= WHAT IS REQUIRED =
Copy out every line containing the word "this".

>> Begin DATA SUPPLIED

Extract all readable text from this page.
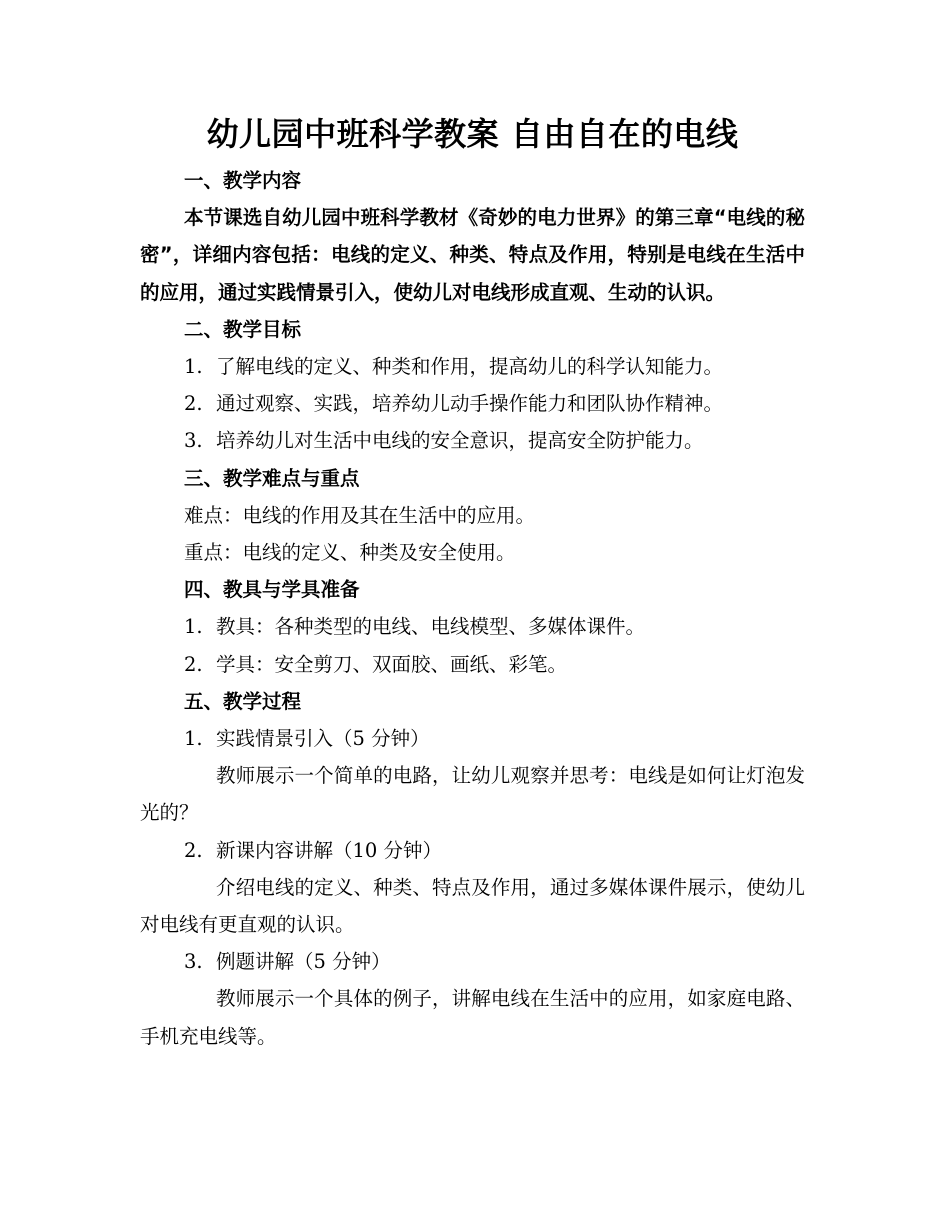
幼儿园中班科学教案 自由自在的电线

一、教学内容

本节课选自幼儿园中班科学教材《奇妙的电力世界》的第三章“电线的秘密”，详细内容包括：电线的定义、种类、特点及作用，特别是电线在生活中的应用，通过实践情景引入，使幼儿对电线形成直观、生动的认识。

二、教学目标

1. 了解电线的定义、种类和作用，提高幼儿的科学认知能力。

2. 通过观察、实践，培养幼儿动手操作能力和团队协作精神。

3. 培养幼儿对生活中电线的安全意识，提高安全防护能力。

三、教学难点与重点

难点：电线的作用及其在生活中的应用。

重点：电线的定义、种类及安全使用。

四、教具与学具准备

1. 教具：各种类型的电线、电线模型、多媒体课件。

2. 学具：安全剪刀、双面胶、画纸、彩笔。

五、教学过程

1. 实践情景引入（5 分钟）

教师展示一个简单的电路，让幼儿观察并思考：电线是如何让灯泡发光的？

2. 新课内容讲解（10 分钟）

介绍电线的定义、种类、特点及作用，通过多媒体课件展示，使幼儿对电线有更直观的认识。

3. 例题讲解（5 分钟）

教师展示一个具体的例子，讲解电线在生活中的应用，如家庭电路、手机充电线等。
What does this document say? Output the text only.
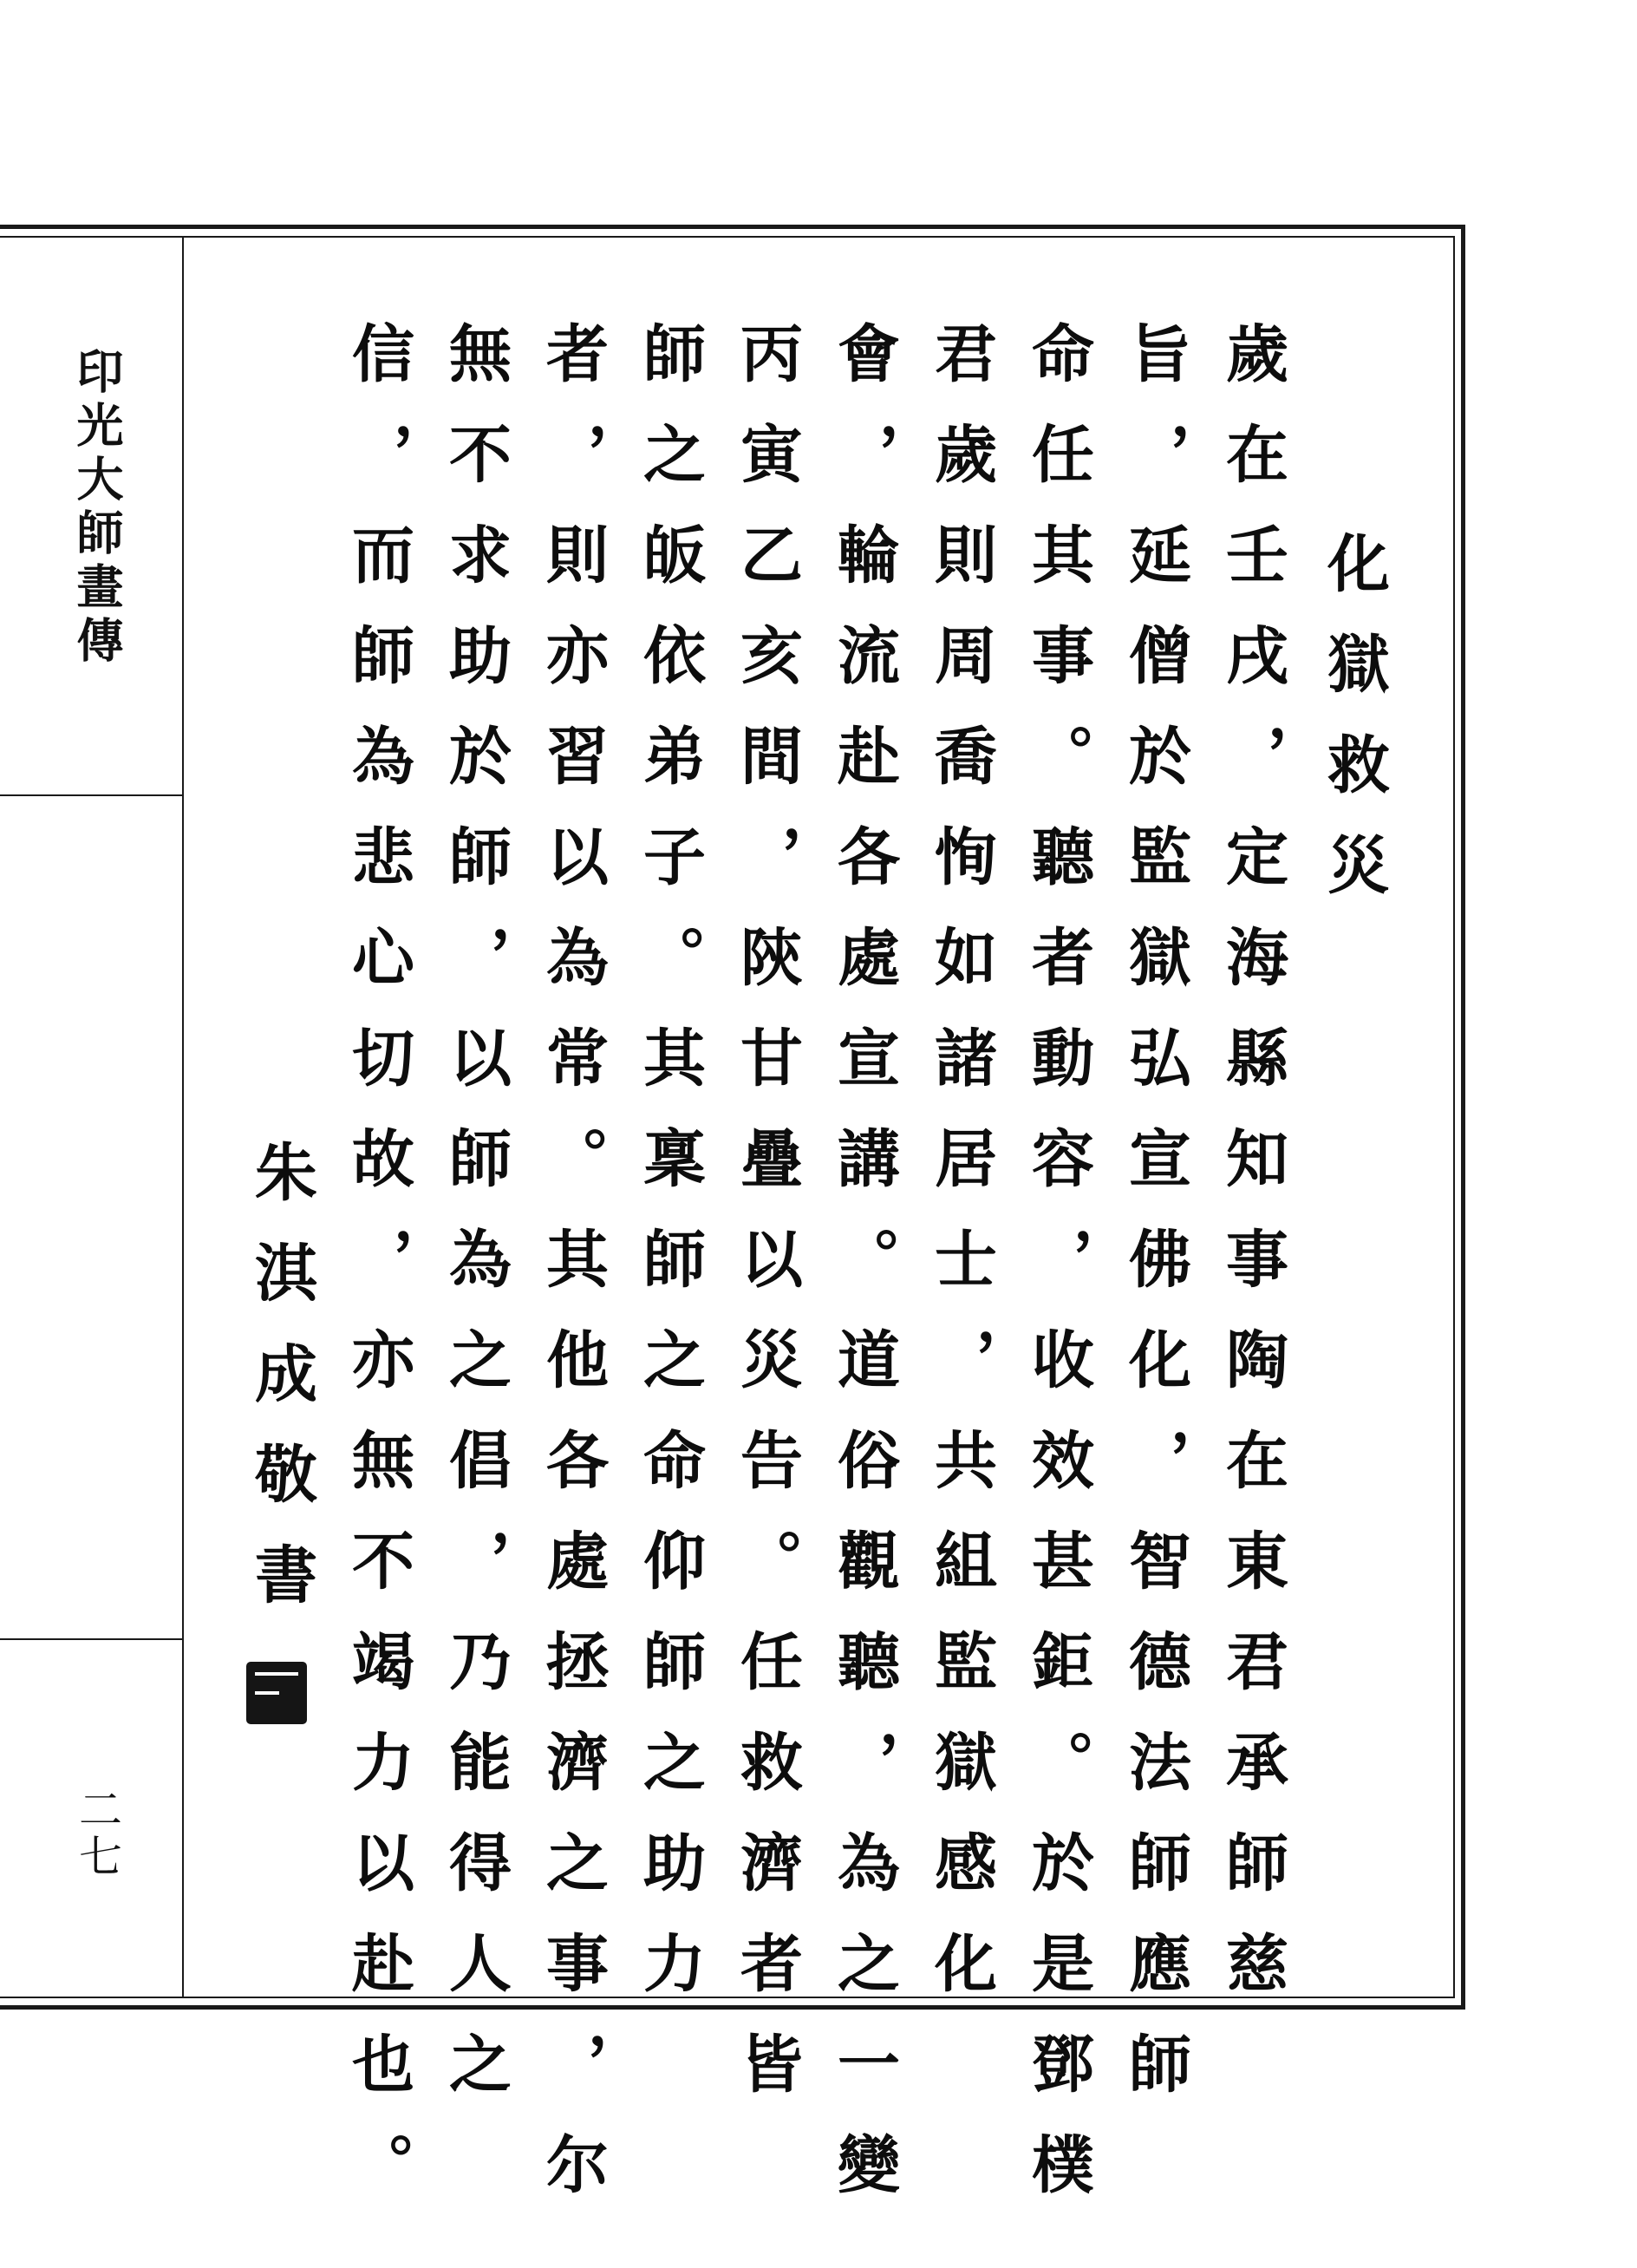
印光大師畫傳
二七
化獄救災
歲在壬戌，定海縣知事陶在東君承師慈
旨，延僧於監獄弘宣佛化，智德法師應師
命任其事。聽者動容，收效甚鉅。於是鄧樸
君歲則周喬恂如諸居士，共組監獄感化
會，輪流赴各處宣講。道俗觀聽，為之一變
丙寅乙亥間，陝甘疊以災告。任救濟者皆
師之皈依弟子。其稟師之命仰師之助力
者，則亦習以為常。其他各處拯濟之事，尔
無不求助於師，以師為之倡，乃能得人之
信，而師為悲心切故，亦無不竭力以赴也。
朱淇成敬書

>> End DATA SUPPLIED

= PROBLEM SOLUTION =
Extract all readable text from this page.
What does this document say? Output the text only.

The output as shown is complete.